### The task
Extract the lines that carry the string "JSON" from the listing.

⟨

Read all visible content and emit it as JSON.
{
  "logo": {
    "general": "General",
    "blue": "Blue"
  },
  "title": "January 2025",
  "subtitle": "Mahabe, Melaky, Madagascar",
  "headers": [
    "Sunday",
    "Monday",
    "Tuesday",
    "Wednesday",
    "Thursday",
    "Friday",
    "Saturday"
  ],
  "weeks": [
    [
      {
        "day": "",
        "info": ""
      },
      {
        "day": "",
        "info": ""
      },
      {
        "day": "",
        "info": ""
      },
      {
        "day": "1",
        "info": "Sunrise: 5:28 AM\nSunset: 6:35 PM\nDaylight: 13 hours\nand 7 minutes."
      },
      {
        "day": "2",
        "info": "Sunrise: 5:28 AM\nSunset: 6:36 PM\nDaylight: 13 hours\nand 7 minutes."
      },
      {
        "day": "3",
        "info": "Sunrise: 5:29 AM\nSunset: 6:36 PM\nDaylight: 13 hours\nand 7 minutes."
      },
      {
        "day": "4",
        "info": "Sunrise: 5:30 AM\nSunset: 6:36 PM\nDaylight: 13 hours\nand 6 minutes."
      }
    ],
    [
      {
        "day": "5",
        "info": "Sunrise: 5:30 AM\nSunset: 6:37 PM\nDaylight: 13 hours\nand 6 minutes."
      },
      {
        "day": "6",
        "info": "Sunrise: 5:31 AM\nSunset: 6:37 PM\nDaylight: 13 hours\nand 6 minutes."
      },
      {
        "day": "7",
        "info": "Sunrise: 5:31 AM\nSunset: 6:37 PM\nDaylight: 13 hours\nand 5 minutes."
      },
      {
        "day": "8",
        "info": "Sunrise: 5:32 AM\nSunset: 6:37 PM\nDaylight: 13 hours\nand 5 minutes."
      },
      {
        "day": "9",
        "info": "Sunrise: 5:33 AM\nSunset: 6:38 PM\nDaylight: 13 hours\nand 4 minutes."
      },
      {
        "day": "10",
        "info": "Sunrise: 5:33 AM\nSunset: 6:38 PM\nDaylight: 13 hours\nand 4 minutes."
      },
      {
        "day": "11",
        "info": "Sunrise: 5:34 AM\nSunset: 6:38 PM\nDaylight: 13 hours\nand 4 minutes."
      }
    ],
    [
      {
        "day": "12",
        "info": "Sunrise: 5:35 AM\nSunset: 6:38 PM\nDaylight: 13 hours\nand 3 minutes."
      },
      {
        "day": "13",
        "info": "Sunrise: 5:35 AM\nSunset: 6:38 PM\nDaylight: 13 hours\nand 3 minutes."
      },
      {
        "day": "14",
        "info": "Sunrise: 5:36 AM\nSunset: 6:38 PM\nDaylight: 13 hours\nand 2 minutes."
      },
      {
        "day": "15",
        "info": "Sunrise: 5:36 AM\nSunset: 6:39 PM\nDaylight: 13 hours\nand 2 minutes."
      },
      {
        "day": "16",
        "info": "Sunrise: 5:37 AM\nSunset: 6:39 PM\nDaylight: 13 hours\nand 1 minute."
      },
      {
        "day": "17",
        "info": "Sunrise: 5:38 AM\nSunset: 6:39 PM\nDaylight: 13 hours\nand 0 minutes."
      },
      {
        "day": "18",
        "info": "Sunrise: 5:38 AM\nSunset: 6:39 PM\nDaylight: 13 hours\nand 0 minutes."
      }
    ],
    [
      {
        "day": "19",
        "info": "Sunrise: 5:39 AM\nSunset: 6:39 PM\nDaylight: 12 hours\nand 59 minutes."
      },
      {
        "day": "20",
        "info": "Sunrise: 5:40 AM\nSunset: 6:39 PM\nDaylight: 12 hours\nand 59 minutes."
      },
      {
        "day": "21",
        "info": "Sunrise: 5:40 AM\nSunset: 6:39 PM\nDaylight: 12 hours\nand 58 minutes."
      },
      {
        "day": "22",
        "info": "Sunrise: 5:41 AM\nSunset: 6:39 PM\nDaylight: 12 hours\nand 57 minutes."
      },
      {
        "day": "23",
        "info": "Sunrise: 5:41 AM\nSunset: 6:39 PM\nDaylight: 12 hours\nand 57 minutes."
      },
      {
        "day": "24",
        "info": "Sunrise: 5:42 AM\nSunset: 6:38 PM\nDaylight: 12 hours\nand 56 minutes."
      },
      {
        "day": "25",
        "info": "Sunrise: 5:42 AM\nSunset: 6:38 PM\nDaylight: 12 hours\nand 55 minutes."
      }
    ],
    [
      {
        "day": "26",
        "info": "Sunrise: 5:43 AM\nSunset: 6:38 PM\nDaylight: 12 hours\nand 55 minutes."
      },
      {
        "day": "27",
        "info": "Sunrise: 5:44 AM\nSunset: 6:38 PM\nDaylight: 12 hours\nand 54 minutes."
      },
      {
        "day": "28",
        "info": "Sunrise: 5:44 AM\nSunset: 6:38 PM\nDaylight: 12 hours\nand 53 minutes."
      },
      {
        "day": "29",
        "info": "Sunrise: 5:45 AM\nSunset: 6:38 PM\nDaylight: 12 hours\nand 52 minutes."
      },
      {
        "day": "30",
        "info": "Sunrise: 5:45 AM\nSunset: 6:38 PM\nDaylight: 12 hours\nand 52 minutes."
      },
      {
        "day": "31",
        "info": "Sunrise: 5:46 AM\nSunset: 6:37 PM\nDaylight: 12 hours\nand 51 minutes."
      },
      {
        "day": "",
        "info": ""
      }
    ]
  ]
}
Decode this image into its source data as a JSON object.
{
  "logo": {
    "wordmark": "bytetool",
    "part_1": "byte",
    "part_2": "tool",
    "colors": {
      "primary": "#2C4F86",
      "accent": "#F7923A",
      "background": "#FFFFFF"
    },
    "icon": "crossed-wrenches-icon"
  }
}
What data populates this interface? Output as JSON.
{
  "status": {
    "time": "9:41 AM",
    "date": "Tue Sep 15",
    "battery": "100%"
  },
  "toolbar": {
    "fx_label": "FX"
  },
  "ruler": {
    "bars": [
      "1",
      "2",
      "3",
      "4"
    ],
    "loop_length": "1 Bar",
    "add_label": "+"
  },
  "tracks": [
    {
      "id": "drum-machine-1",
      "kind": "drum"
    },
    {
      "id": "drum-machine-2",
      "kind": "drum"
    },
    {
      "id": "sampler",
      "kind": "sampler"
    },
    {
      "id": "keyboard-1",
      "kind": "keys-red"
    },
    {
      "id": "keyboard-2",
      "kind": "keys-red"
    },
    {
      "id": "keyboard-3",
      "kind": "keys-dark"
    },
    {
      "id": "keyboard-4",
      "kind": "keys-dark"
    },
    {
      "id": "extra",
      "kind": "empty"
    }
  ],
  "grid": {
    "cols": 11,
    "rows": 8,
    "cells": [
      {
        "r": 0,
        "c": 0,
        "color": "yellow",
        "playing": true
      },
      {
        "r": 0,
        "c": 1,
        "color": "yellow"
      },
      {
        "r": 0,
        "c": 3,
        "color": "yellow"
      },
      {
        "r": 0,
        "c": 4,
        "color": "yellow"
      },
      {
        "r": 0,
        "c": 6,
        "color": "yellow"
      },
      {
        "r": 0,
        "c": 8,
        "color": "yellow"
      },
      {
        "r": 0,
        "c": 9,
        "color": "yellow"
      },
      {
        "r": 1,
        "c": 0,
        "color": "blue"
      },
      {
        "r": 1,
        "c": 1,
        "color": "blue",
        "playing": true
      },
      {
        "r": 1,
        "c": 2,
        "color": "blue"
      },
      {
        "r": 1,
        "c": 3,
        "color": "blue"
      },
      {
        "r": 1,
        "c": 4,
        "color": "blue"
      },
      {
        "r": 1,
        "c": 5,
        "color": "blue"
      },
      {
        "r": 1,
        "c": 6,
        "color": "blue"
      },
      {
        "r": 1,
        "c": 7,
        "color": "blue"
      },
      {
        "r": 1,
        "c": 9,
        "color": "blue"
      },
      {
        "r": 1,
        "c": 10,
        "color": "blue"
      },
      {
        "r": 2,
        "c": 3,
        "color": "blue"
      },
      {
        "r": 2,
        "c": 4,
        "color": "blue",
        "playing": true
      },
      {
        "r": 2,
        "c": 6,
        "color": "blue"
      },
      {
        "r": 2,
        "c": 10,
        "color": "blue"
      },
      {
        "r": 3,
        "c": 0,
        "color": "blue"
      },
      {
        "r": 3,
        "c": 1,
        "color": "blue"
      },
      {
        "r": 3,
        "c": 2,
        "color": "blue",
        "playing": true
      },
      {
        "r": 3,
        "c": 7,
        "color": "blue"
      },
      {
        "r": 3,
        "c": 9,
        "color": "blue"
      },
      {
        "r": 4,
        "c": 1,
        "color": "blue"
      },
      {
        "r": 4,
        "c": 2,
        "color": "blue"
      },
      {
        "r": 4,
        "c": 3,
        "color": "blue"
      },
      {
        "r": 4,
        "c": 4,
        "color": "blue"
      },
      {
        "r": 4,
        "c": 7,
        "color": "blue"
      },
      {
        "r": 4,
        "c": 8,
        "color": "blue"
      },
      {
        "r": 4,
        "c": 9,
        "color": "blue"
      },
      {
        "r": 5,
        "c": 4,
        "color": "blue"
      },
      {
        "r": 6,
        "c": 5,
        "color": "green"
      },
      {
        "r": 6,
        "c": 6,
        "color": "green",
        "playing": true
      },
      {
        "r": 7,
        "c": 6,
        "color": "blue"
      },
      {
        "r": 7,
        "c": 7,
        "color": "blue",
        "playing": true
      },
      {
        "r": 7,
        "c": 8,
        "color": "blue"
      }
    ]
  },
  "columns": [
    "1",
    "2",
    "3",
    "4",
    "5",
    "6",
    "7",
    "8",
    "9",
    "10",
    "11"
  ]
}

⟩

### Expected answer
Read all visible content and emit it as JSON.
Decode this image into its source data as a JSON object.
What data populates this interface? Output as JSON.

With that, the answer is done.